» JOB
Reproduce exactly the lines from the one containing "Read all visible content and emit it as JSON." through the end of the listing, minus the pictures.

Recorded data
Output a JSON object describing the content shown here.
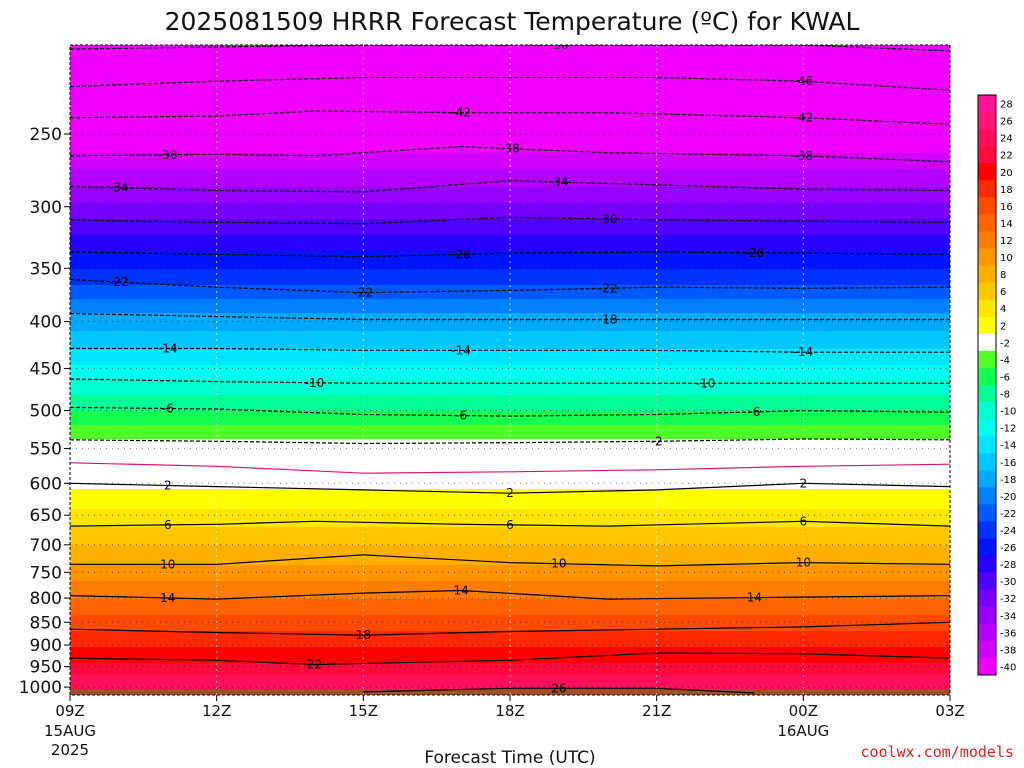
{
  "chart_data": {
    "type": "heatmap",
    "title": "2025081509 HRRR Forecast Temperature (ºC) for KWAL",
    "xlabel": "Forecast Time (UTC)",
    "ylabel": "",
    "x_ticks": [
      {
        "hour": 0,
        "label": "09Z",
        "sub1": "15AUG",
        "sub2": "2025"
      },
      {
        "hour": 3,
        "label": "12Z",
        "sub1": "",
        "sub2": ""
      },
      {
        "hour": 6,
        "label": "15Z",
        "sub1": "",
        "sub2": ""
      },
      {
        "hour": 9,
        "label": "18Z",
        "sub1": "",
        "sub2": ""
      },
      {
        "hour": 12,
        "label": "21Z",
        "sub1": "",
        "sub2": ""
      },
      {
        "hour": 15,
        "label": "00Z",
        "sub1": "16AUG",
        "sub2": ""
      },
      {
        "hour": 18,
        "label": "03Z",
        "sub1": "",
        "sub2": ""
      }
    ],
    "xlim": [
      0,
      18
    ],
    "y_ticks": [
      250,
      300,
      350,
      400,
      450,
      500,
      550,
      600,
      650,
      700,
      750,
      800,
      850,
      900,
      950,
      1000
    ],
    "ylim": [
      200,
      1020
    ],
    "y_scale": "log",
    "grid": true,
    "surface_color": "#a05028",
    "colorbar_labels": [
      "28",
      "26",
      "24",
      "22",
      "20",
      "18",
      "16",
      "14",
      "12",
      "10",
      "8",
      "6",
      "4",
      "2",
      "-2",
      "-4",
      "-6",
      "-8",
      "-10",
      "-12",
      "-14",
      "-16",
      "-18",
      "-20",
      "-22",
      "-24",
      "-26",
      "-28",
      "-30",
      "-32",
      "-34",
      "-36",
      "-38",
      "-40"
    ],
    "colorbar_colors": [
      "#ff1493",
      "#ff1478",
      "#ff0f5a",
      "#ff0a3c",
      "#ff0000",
      "#ff2800",
      "#ff4b00",
      "#ff6400",
      "#ff7d00",
      "#ff9600",
      "#ffaf00",
      "#ffc800",
      "#ffe600",
      "#ffff00",
      "#ffffff",
      "#50ff28",
      "#14ff50",
      "#00ff96",
      "#00ffd2",
      "#00fff0",
      "#00e6ff",
      "#00c8ff",
      "#00aaff",
      "#0082ff",
      "#005aff",
      "#0032ff",
      "#0014ff",
      "#2800ff",
      "#5000ff",
      "#7800ff",
      "#9600ff",
      "#b400ff",
      "#d200ff",
      "#f000ff"
    ],
    "temperature_profile": [
      {
        "pressure": 200,
        "temp": -52
      },
      {
        "pressure": 215,
        "temp": -48
      },
      {
        "pressure": 240,
        "temp": -42
      },
      {
        "pressure": 262,
        "temp": -38
      },
      {
        "pressure": 285,
        "temp": -34
      },
      {
        "pressure": 310,
        "temp": -30
      },
      {
        "pressure": 335,
        "temp": -26
      },
      {
        "pressure": 365,
        "temp": -22
      },
      {
        "pressure": 392,
        "temp": -18
      },
      {
        "pressure": 428,
        "temp": -14
      },
      {
        "pressure": 463,
        "temp": -10
      },
      {
        "pressure": 500,
        "temp": -6
      },
      {
        "pressure": 538,
        "temp": -2
      },
      {
        "pressure": 575,
        "temp": 0
      },
      {
        "pressure": 610,
        "temp": 2
      },
      {
        "pressure": 668,
        "temp": 6
      },
      {
        "pressure": 735,
        "temp": 10
      },
      {
        "pressure": 800,
        "temp": 14
      },
      {
        "pressure": 868,
        "temp": 18
      },
      {
        "pressure": 940,
        "temp": 22
      },
      {
        "pressure": 1005,
        "temp": 26
      },
      {
        "pressure": 1020,
        "temp": 28
      }
    ],
    "contours": [
      {
        "temp": -50,
        "style": "dashed",
        "label_hour": 10.0,
        "points": [
          [
            0,
            202
          ],
          [
            3,
            201
          ],
          [
            6,
            200
          ],
          [
            9,
            200
          ],
          [
            12,
            200
          ],
          [
            15,
            200
          ],
          [
            18,
            203
          ]
        ]
      },
      {
        "temp": -46,
        "style": "dashed",
        "label_hour": 15.0,
        "points": [
          [
            0,
            222
          ],
          [
            3,
            219
          ],
          [
            6,
            217
          ],
          [
            9,
            217
          ],
          [
            12,
            217
          ],
          [
            15,
            219
          ],
          [
            18,
            224
          ]
        ]
      },
      {
        "temp": -42,
        "style": "dashed",
        "label_hour": 8.0,
        "points": [
          [
            0,
            240
          ],
          [
            3,
            239
          ],
          [
            5,
            236
          ],
          [
            8,
            237
          ],
          [
            11,
            237
          ],
          [
            15,
            240
          ],
          [
            18,
            244
          ]
        ]
      },
      {
        "temp": -42,
        "style": "dashed",
        "label_hour": 15.0,
        "points": []
      },
      {
        "temp": -38,
        "style": "dashed",
        "label_hour": 2.0,
        "points": [
          [
            0,
            264
          ],
          [
            3,
            263
          ],
          [
            5,
            264
          ],
          [
            8,
            258
          ],
          [
            11,
            262
          ],
          [
            15,
            264
          ],
          [
            18,
            268
          ]
        ]
      },
      {
        "temp": -38,
        "style": "dashed",
        "label_hour": 9.0,
        "points": []
      },
      {
        "temp": -38,
        "style": "dashed",
        "label_hour": 15.0,
        "points": []
      },
      {
        "temp": -34,
        "style": "dashed",
        "label_hour": 1.0,
        "points": [
          [
            0,
            285
          ],
          [
            3,
            288
          ],
          [
            6,
            289
          ],
          [
            9,
            281
          ],
          [
            12,
            284
          ],
          [
            15,
            287
          ],
          [
            18,
            288
          ]
        ]
      },
      {
        "temp": -34,
        "style": "dashed",
        "label_hour": 10.0,
        "points": []
      },
      {
        "temp": -30,
        "style": "dashed",
        "label_hour": 11.0,
        "points": [
          [
            0,
            310
          ],
          [
            3,
            312
          ],
          [
            6,
            313
          ],
          [
            9,
            308
          ],
          [
            12,
            310
          ],
          [
            15,
            311
          ],
          [
            18,
            312
          ]
        ]
      },
      {
        "temp": -26,
        "style": "dashed",
        "label_hour": 8.0,
        "points": [
          [
            0,
            336
          ],
          [
            3,
            338
          ],
          [
            6,
            340
          ],
          [
            9,
            337
          ],
          [
            12,
            336
          ],
          [
            15,
            337
          ],
          [
            18,
            338
          ]
        ]
      },
      {
        "temp": -26,
        "style": "dashed",
        "label_hour": 14.0,
        "points": []
      },
      {
        "temp": -22,
        "style": "dashed",
        "label_hour": 1.0,
        "points": [
          [
            0,
            360
          ],
          [
            3,
            367
          ],
          [
            6,
            372
          ],
          [
            9,
            370
          ],
          [
            12,
            367
          ],
          [
            15,
            368
          ],
          [
            18,
            367
          ]
        ]
      },
      {
        "temp": -22,
        "style": "dashed",
        "label_hour": 6.0,
        "points": []
      },
      {
        "temp": -22,
        "style": "dashed",
        "label_hour": 11.0,
        "points": []
      },
      {
        "temp": -18,
        "style": "dashed",
        "label_hour": 11.0,
        "points": [
          [
            0,
            392
          ],
          [
            3,
            395
          ],
          [
            6,
            398
          ],
          [
            9,
            398
          ],
          [
            12,
            398
          ],
          [
            15,
            398
          ],
          [
            18,
            398
          ]
        ]
      },
      {
        "temp": -14,
        "style": "dashed",
        "label_hour": 2.0,
        "points": [
          [
            0,
            428
          ],
          [
            3,
            428
          ],
          [
            6,
            430
          ],
          [
            9,
            430
          ],
          [
            12,
            430
          ],
          [
            15,
            432
          ],
          [
            18,
            432
          ]
        ]
      },
      {
        "temp": -14,
        "style": "dashed",
        "label_hour": 8.0,
        "points": []
      },
      {
        "temp": -14,
        "style": "dashed",
        "label_hour": 15.0,
        "points": []
      },
      {
        "temp": -10,
        "style": "dashed",
        "label_hour": 5.0,
        "points": [
          [
            0,
            462
          ],
          [
            3,
            465
          ],
          [
            6,
            467
          ],
          [
            9,
            467
          ],
          [
            12,
            467
          ],
          [
            15,
            467
          ],
          [
            18,
            467
          ]
        ]
      },
      {
        "temp": -10,
        "style": "dashed",
        "label_hour": 13.0,
        "points": []
      },
      {
        "temp": -6,
        "style": "dashed",
        "label_hour": 2.0,
        "points": [
          [
            0,
            496
          ],
          [
            3,
            498
          ],
          [
            6,
            505
          ],
          [
            9,
            507
          ],
          [
            12,
            505
          ],
          [
            15,
            500
          ],
          [
            18,
            502
          ]
        ]
      },
      {
        "temp": -6,
        "style": "dashed",
        "label_hour": 8.0,
        "points": []
      },
      {
        "temp": -6,
        "style": "dashed",
        "label_hour": 14.0,
        "points": []
      },
      {
        "temp": -2,
        "style": "dashed",
        "label_hour": 12.0,
        "points": [
          [
            0,
            538
          ],
          [
            3,
            540
          ],
          [
            6,
            543
          ],
          [
            9,
            542
          ],
          [
            12,
            540
          ],
          [
            15,
            537
          ],
          [
            18,
            538
          ]
        ]
      },
      {
        "temp": 0,
        "style": "solid-magenta",
        "label_hour": -1,
        "points": [
          [
            0,
            570
          ],
          [
            3,
            575
          ],
          [
            6,
            585
          ],
          [
            9,
            583
          ],
          [
            12,
            580
          ],
          [
            15,
            575
          ],
          [
            18,
            572
          ]
        ]
      },
      {
        "temp": 2,
        "style": "solid",
        "label_hour": 2.0,
        "points": [
          [
            0,
            600
          ],
          [
            3,
            605
          ],
          [
            6,
            610
          ],
          [
            9,
            615
          ],
          [
            12,
            610
          ],
          [
            15,
            600
          ],
          [
            18,
            605
          ]
        ]
      },
      {
        "temp": 2,
        "style": "solid",
        "label_hour": 9.0,
        "points": []
      },
      {
        "temp": 2,
        "style": "solid",
        "label_hour": 15.0,
        "points": []
      },
      {
        "temp": 6,
        "style": "solid",
        "label_hour": 2.0,
        "points": [
          [
            0,
            668
          ],
          [
            3,
            665
          ],
          [
            5,
            660
          ],
          [
            8,
            665
          ],
          [
            11,
            668
          ],
          [
            15,
            660
          ],
          [
            18,
            668
          ]
        ]
      },
      {
        "temp": 6,
        "style": "solid",
        "label_hour": 9.0,
        "points": []
      },
      {
        "temp": 6,
        "style": "solid",
        "label_hour": 15.0,
        "points": []
      },
      {
        "temp": 10,
        "style": "solid",
        "label_hour": 2.0,
        "points": [
          [
            0,
            735
          ],
          [
            3,
            735
          ],
          [
            6,
            718
          ],
          [
            9,
            732
          ],
          [
            12,
            738
          ],
          [
            15,
            732
          ],
          [
            18,
            735
          ]
        ]
      },
      {
        "temp": 10,
        "style": "solid",
        "label_hour": 10.0,
        "points": []
      },
      {
        "temp": 10,
        "style": "solid",
        "label_hour": 15.0,
        "points": []
      },
      {
        "temp": 14,
        "style": "solid",
        "label_hour": 2.0,
        "points": [
          [
            0,
            795
          ],
          [
            3,
            802
          ],
          [
            6,
            790
          ],
          [
            8,
            785
          ],
          [
            11,
            802
          ],
          [
            15,
            798
          ],
          [
            18,
            795
          ]
        ]
      },
      {
        "temp": 14,
        "style": "solid",
        "label_hour": 8.0,
        "points": []
      },
      {
        "temp": 14,
        "style": "solid",
        "label_hour": 14.0,
        "points": []
      },
      {
        "temp": 18,
        "style": "solid",
        "label_hour": 6.0,
        "points": [
          [
            0,
            865
          ],
          [
            3,
            872
          ],
          [
            6,
            878
          ],
          [
            9,
            870
          ],
          [
            12,
            865
          ],
          [
            15,
            860
          ],
          [
            18,
            850
          ]
        ]
      },
      {
        "temp": 22,
        "style": "solid",
        "label_hour": 5.0,
        "points": [
          [
            0,
            930
          ],
          [
            3,
            935
          ],
          [
            5,
            945
          ],
          [
            9,
            935
          ],
          [
            12,
            918
          ],
          [
            15,
            920
          ],
          [
            18,
            930
          ]
        ]
      },
      {
        "temp": 26,
        "style": "solid",
        "label_hour": 10.0,
        "points": [
          [
            6,
            1012
          ],
          [
            9,
            1003
          ],
          [
            12,
            1003
          ],
          [
            14,
            1015
          ]
        ]
      }
    ],
    "credit": "coolwx.com/models"
  }
}
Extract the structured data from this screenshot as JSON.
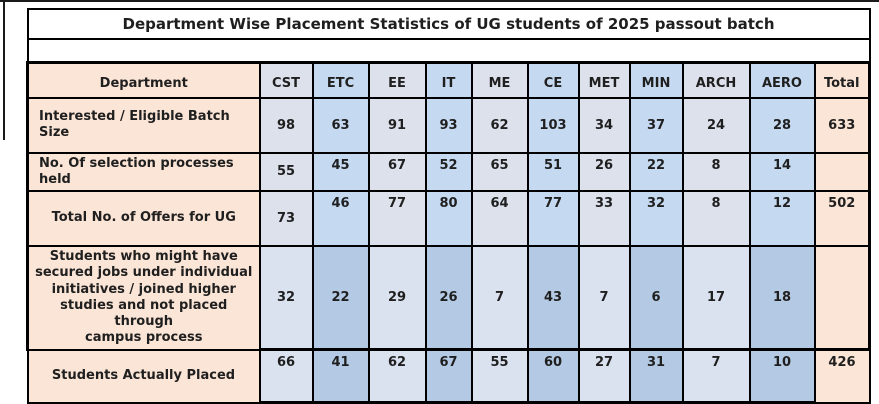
{
  "title": "Department Wise Placement Statistics of UG students of 2025 passout batch",
  "columns": [
    "Department",
    "CST",
    "ETC",
    "EE",
    "IT",
    "ME",
    "CE",
    "MET",
    "MIN",
    "ARCH",
    "AERO",
    "Total"
  ],
  "rows": [
    {
      "label": "Interested / Eligible Batch Size",
      "values": [
        "98",
        "63",
        "91",
        "93",
        "62",
        "103",
        "34",
        "37",
        "24",
        "28",
        "633"
      ]
    },
    {
      "label": "No. Of selection processes held",
      "values": [
        "55",
        "45",
        "67",
        "52",
        "65",
        "51",
        "26",
        "22",
        "8",
        "14",
        ""
      ]
    },
    {
      "label": "Total No. of Offers   for UG",
      "values": [
        "73",
        "46",
        "77",
        "80",
        "64",
        "77",
        "33",
        "32",
        "8",
        "12",
        "502"
      ]
    },
    {
      "label": "Students who might have\nsecured jobs under individual\ninitiatives / joined higher\nstudies and not placed through\ncampus process",
      "values": [
        "32",
        "22",
        "29",
        "26",
        "7",
        "43",
        "7",
        "6",
        "17",
        "18",
        ""
      ]
    },
    {
      "label": "Students Actually Placed",
      "values": [
        "66",
        "41",
        "62",
        "67",
        "55",
        "60",
        "27",
        "31",
        "7",
        "10",
        "426"
      ]
    }
  ],
  "colors": {
    "peach": "#FBE5D6",
    "gray_col": "#DCE1EC",
    "blue_col": "#C5D9F1",
    "gray_col_dark_rows": "#DAE2EF",
    "blue_col_dark_rows": "#B4C9E3",
    "title_bg": "#FFFFFF",
    "border": "#000000",
    "text": "#1F1F1F"
  }
}
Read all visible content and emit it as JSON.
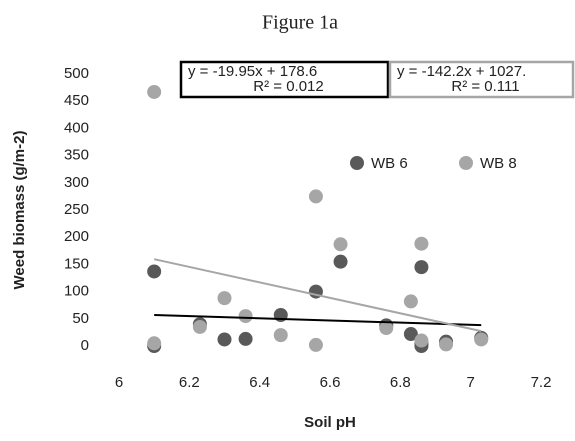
{
  "chart_data": {
    "type": "scatter",
    "title": "Figure 1a",
    "x_label": "Soil pH",
    "y_label": "Weed biomass (g/m-2)",
    "xlim": [
      6,
      7.2
    ],
    "xticks": [
      6,
      6.2,
      6.4,
      6.6,
      6.8,
      7,
      7.2
    ],
    "ylim": [
      0,
      500
    ],
    "yticks": [
      0,
      50,
      100,
      150,
      200,
      250,
      300,
      350,
      400,
      450,
      500
    ],
    "grid": false,
    "legend": "upper-right",
    "series": [
      {
        "name": "WB 6",
        "color": "#595959",
        "x": [
          6.1,
          6.1,
          6.23,
          6.3,
          6.36,
          6.46,
          6.56,
          6.63,
          6.76,
          6.83,
          6.86,
          6.86,
          6.86,
          6.93,
          7.03
        ],
        "values": [
          137,
          0,
          40,
          12,
          13,
          57,
          100,
          155,
          38,
          22,
          145,
          5,
          0,
          8,
          15
        ],
        "trendline": {
          "slope": -19.95,
          "intercept": 178.6,
          "color": "#000000",
          "equation": "y = -19.95x + 178.6",
          "r2": "R² = 0.012"
        }
      },
      {
        "name": "WB 8",
        "color": "#a6a6a6",
        "x": [
          6.1,
          6.1,
          6.23,
          6.3,
          6.36,
          6.46,
          6.56,
          6.56,
          6.63,
          6.76,
          6.83,
          6.86,
          6.86,
          6.93,
          7.03
        ],
        "values": [
          467,
          5,
          35,
          88,
          55,
          20,
          275,
          2,
          187,
          33,
          82,
          188,
          10,
          3,
          12
        ],
        "trendline": {
          "slope": -142.2,
          "intercept": 1027,
          "color": "#a6a6a6",
          "equation": "y = -142.2x + 1027.",
          "r2": "R² = 0.111"
        }
      }
    ]
  }
}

» EXPECTED ANSWER
Read all visible content and emit it as JSON.
{
  "chart_data": {
    "type": "scatter",
    "title": "Figure 1a",
    "x_label": "Soil pH",
    "y_label": "Weed biomass (g/m-2)",
    "xlim": [
      6,
      7.2
    ],
    "xticks": [
      6,
      6.2,
      6.4,
      6.6,
      6.8,
      7,
      7.2
    ],
    "ylim": [
      0,
      500
    ],
    "yticks": [
      0,
      50,
      100,
      150,
      200,
      250,
      300,
      350,
      400,
      450,
      500
    ],
    "grid": false,
    "legend": "upper-right",
    "series": [
      {
        "name": "WB 6",
        "color": "#595959",
        "x": [
          6.1,
          6.1,
          6.23,
          6.3,
          6.36,
          6.46,
          6.56,
          6.63,
          6.76,
          6.83,
          6.86,
          6.86,
          6.86,
          6.93,
          7.03
        ],
        "values": [
          137,
          0,
          40,
          12,
          13,
          57,
          100,
          155,
          38,
          22,
          145,
          5,
          0,
          8,
          15
        ],
        "trendline": {
          "slope": -19.95,
          "intercept": 178.6,
          "color": "#000000",
          "equation": "y = -19.95x + 178.6",
          "r2": "R² = 0.012"
        }
      },
      {
        "name": "WB 8",
        "color": "#a6a6a6",
        "x": [
          6.1,
          6.1,
          6.23,
          6.3,
          6.36,
          6.46,
          6.56,
          6.56,
          6.63,
          6.76,
          6.83,
          6.86,
          6.86,
          6.93,
          7.03
        ],
        "values": [
          467,
          5,
          35,
          88,
          55,
          20,
          275,
          2,
          187,
          33,
          82,
          188,
          10,
          3,
          12
        ],
        "trendline": {
          "slope": -142.2,
          "intercept": 1027,
          "color": "#a6a6a6",
          "equation": "y = -142.2x + 1027.",
          "r2": "R² = 0.111"
        }
      }
    ]
  }
}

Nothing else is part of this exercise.